> [Given exercise]: Copy out the data exactly, leaving the pictures behind.
## Begin Material for this task
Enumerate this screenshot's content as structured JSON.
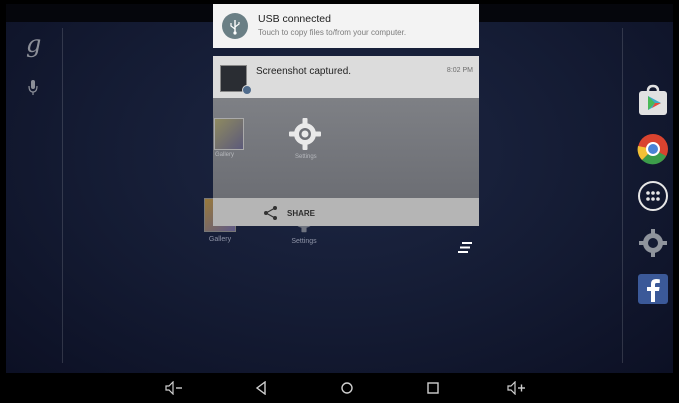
{
  "notifications": {
    "usb": {
      "title": "USB connected",
      "subtitle": "Touch to copy files to/from your computer."
    },
    "screenshot": {
      "title": "Screenshot captured.",
      "time": "8:02 PM",
      "preview_gallery_label": "Gallery",
      "preview_settings_label": "Settings",
      "share_label": "SHARE"
    }
  },
  "desktop": {
    "gallery_label": "Gallery",
    "settings_label": "Settings",
    "google_letter": "g"
  },
  "colors": {
    "wallpaper": "#141b33",
    "notification_bg": "#f3f3f3",
    "shade_bg": "#c7c7c7",
    "chrome_red": "#d9432f",
    "facebook_blue": "#3b5998"
  },
  "icons": {
    "usb": "usb-icon",
    "share": "share-icon",
    "clear_all": "clear-all-icon",
    "play_store": "play-store-icon",
    "chrome": "chrome-icon",
    "app_drawer": "app-drawer-icon",
    "settings": "settings-gear-icon",
    "facebook": "facebook-icon"
  }
}
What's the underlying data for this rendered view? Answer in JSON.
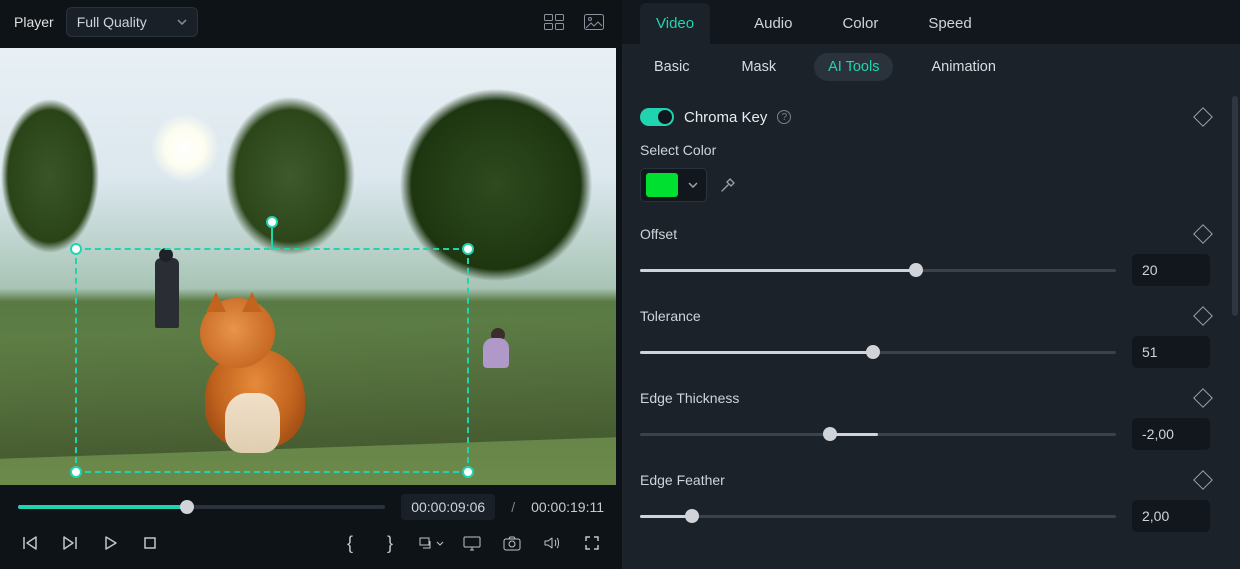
{
  "player": {
    "label": "Player",
    "quality": "Full Quality",
    "timeline_percent": 46,
    "time_current": "00:00:09:06",
    "time_total": "00:00:19:11"
  },
  "inspector": {
    "top_tabs": {
      "video": "Video",
      "audio": "Audio",
      "color": "Color",
      "speed": "Speed"
    },
    "sub_tabs": {
      "basic": "Basic",
      "mask": "Mask",
      "ai_tools": "AI Tools",
      "animation": "Animation"
    },
    "chroma": {
      "title": "Chroma Key",
      "select_label": "Select Color",
      "color_hex": "#00e030",
      "offset_label": "Offset",
      "offset_value": "20",
      "offset_percent": 58,
      "tolerance_label": "Tolerance",
      "tolerance_value": "51",
      "tolerance_percent": 49,
      "edge_thickness_label": "Edge Thickness",
      "edge_thickness_value": "-2,00",
      "edge_thickness_percent": 40,
      "edge_feather_label": "Edge Feather",
      "edge_feather_value": "2,00",
      "edge_feather_percent": 11
    }
  }
}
## End Material for this task
> [Solution for this exercise]:
Enumerate this screenshot's content as structured JSON.
{
  "notifications": {
    "usb": {
      "title": "USB connected",
      "subtitle": "Touch to copy files to/from your computer."
    },
    "screenshot": {
      "title": "Screenshot captured.",
      "time": "8:02 PM",
      "preview_gallery_label": "Gallery",
      "preview_settings_label": "Settings",
      "share_label": "SHARE"
    }
  },
  "desktop": {
    "gallery_label": "Gallery",
    "settings_label": "Settings",
    "google_letter": "g"
  },
  "colors": {
    "wallpaper": "#141b33",
    "notification_bg": "#f3f3f3",
    "shade_bg": "#c7c7c7",
    "chrome_red": "#d9432f",
    "facebook_blue": "#3b5998"
  },
  "icons": {
    "usb": "usb-icon",
    "share": "share-icon",
    "clear_all": "clear-all-icon",
    "play_store": "play-store-icon",
    "chrome": "chrome-icon",
    "app_drawer": "app-drawer-icon",
    "settings": "settings-gear-icon",
    "facebook": "facebook-icon"
  }
}
What's the underlying data for this rendered view? Answer in JSON.
{
  "player": {
    "label": "Player",
    "quality": "Full Quality",
    "timeline_percent": 46,
    "time_current": "00:00:09:06",
    "time_total": "00:00:19:11"
  },
  "inspector": {
    "top_tabs": {
      "video": "Video",
      "audio": "Audio",
      "color": "Color",
      "speed": "Speed"
    },
    "sub_tabs": {
      "basic": "Basic",
      "mask": "Mask",
      "ai_tools": "AI Tools",
      "animation": "Animation"
    },
    "chroma": {
      "title": "Chroma Key",
      "select_label": "Select Color",
      "color_hex": "#00e030",
      "offset_label": "Offset",
      "offset_value": "20",
      "offset_percent": 58,
      "tolerance_label": "Tolerance",
      "tolerance_value": "51",
      "tolerance_percent": 49,
      "edge_thickness_label": "Edge Thickness",
      "edge_thickness_value": "-2,00",
      "edge_thickness_percent": 40,
      "edge_feather_label": "Edge Feather",
      "edge_feather_value": "2,00",
      "edge_feather_percent": 11
    }
  }
}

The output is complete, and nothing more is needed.